Data excerpts =>
■ ■ ■ ■
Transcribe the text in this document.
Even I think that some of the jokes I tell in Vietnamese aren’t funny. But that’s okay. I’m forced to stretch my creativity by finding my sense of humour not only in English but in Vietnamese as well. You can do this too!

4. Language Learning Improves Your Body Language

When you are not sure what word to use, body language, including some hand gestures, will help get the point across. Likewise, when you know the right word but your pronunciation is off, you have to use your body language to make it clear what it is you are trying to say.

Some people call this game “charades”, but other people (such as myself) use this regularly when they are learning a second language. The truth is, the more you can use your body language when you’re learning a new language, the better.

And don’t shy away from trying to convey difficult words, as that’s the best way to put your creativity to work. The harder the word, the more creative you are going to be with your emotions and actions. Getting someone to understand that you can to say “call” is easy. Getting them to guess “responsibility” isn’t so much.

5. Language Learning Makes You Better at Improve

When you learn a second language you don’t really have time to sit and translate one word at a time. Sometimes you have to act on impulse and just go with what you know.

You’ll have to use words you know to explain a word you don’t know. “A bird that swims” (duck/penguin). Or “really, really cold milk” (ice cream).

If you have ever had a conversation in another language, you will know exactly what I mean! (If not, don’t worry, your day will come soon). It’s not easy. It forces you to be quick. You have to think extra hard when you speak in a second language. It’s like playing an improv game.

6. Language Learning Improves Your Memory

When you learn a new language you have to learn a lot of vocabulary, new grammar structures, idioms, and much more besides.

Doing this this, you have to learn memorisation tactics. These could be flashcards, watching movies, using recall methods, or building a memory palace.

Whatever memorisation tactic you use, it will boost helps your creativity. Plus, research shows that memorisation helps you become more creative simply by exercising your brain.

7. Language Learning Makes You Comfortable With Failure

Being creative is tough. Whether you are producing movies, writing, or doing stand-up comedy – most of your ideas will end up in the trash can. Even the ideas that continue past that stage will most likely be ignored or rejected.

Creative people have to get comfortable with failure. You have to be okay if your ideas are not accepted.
■ ■ ■ ■
Instructions for the task => Tally the lines of the preceding listing in which the word "really" appears; state nothing but the total.

Answer to the problem => 2